• Work instructions: Please copy the lines between the line holding "- card-id: ID: 128: [299, 137, 339, 150]" and the line holding "- border-color-swatch: [270, 333, 369, 343]", inclusive, with no changes.

* Begin Task input *

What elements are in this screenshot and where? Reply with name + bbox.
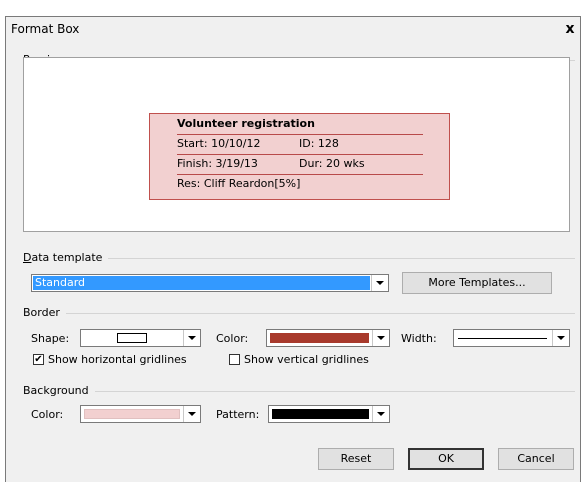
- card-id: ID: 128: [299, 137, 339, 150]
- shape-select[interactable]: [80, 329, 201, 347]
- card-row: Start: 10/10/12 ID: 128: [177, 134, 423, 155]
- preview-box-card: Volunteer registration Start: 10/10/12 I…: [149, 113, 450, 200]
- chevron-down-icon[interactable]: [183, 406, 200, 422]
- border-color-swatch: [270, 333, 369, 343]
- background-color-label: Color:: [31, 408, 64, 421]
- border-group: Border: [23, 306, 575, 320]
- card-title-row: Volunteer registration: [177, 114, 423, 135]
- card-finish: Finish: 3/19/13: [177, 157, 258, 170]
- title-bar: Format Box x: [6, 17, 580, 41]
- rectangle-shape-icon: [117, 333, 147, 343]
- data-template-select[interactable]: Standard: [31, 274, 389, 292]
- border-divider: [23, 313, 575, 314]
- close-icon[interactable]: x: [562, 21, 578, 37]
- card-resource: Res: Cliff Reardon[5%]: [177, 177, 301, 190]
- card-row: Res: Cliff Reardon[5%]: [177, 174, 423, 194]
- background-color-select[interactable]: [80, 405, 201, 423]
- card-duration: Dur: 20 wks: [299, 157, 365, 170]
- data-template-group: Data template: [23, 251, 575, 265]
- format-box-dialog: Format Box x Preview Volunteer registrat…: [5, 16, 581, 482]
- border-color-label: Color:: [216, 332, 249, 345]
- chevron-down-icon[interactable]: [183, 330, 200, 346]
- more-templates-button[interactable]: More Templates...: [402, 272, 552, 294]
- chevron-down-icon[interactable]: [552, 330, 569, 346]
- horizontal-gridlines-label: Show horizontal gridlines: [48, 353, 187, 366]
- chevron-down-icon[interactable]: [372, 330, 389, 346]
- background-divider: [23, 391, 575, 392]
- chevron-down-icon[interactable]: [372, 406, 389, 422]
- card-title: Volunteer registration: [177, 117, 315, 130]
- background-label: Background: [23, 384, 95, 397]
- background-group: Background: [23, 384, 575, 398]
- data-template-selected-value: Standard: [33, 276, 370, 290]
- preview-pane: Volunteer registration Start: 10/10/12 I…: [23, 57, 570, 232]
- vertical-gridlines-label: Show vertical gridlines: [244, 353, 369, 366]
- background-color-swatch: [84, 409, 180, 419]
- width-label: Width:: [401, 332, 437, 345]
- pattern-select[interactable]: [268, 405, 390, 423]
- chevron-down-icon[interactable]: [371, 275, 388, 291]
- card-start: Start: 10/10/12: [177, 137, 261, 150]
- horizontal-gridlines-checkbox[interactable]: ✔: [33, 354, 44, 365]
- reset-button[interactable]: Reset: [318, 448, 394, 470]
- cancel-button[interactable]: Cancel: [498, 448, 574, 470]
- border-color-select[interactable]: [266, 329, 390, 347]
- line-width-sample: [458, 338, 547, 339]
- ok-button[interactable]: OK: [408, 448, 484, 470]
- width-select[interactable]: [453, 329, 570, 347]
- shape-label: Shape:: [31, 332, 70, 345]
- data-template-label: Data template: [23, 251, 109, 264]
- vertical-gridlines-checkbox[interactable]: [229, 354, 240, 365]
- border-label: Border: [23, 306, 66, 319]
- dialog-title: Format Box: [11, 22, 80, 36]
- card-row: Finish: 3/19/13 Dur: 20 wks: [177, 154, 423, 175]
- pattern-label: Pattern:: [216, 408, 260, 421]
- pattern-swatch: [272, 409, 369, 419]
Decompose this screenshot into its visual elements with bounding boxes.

* End Task input *

• Worked answer:
- card-id: ID: 128: [299, 137, 339, 150]
- shape-select[interactable]: [80, 329, 201, 347]
- card-row: Start: 10/10/12 ID: 128: [177, 134, 423, 155]
- preview-box-card: Volunteer registration Start: 10/10/12 I…: [149, 113, 450, 200]
- chevron-down-icon[interactable]: [183, 406, 200, 422]
- border-color-swatch: [270, 333, 369, 343]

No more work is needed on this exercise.